*** Given records
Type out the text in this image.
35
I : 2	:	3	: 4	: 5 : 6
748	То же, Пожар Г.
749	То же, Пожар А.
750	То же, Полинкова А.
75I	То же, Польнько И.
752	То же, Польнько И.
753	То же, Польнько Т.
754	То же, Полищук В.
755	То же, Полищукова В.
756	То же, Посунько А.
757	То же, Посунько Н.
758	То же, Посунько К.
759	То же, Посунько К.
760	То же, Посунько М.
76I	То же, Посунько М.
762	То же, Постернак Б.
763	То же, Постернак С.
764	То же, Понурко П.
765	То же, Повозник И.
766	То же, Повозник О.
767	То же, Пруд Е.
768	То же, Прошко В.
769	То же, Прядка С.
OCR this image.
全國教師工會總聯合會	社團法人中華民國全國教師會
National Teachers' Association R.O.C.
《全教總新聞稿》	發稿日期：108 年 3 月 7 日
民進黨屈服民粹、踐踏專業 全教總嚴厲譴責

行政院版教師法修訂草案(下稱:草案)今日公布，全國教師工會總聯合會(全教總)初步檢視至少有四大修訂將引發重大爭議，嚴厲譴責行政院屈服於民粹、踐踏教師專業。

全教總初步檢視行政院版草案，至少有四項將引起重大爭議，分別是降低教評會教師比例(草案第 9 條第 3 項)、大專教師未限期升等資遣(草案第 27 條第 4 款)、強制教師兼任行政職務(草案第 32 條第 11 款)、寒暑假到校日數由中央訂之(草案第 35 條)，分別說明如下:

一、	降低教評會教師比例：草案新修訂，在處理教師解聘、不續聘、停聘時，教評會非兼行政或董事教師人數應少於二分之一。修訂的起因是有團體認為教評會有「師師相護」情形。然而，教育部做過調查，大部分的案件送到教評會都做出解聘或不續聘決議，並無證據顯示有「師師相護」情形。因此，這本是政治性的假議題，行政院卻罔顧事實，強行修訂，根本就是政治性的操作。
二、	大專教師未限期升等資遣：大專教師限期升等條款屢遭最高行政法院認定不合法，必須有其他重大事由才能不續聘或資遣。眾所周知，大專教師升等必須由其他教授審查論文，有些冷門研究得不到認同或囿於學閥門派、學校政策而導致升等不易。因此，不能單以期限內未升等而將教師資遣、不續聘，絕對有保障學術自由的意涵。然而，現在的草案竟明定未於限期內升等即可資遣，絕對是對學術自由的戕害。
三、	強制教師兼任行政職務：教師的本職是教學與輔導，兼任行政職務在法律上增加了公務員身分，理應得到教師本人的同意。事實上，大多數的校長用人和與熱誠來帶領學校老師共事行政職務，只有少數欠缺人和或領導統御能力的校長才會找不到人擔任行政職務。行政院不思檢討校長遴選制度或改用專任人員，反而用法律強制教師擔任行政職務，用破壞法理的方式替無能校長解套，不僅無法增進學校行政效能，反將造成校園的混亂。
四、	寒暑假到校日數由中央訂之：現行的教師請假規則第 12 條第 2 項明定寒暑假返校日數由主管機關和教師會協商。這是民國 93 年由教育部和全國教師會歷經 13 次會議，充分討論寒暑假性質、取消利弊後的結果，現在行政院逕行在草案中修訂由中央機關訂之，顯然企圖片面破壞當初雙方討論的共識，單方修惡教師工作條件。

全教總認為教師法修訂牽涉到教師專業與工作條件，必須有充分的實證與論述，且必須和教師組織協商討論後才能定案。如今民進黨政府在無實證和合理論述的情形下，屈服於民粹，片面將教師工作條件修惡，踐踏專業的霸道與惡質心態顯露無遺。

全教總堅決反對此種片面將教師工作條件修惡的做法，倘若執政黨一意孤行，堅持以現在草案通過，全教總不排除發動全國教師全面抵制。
******
Required task – Look through the data and gather every line with the string "全國教師工會總聯合會" in it.

Problem solution –
全國教師工會總聯合會	社團法人中華民國全國教師會
行政院版教師法修訂草案(下稱:草案)今日公布，全國教師工會總聯合會(全教總)初步檢視至少有四大修訂將引發重大爭議，嚴厲譴責行政院屈服於民粹、踐踏教師專業。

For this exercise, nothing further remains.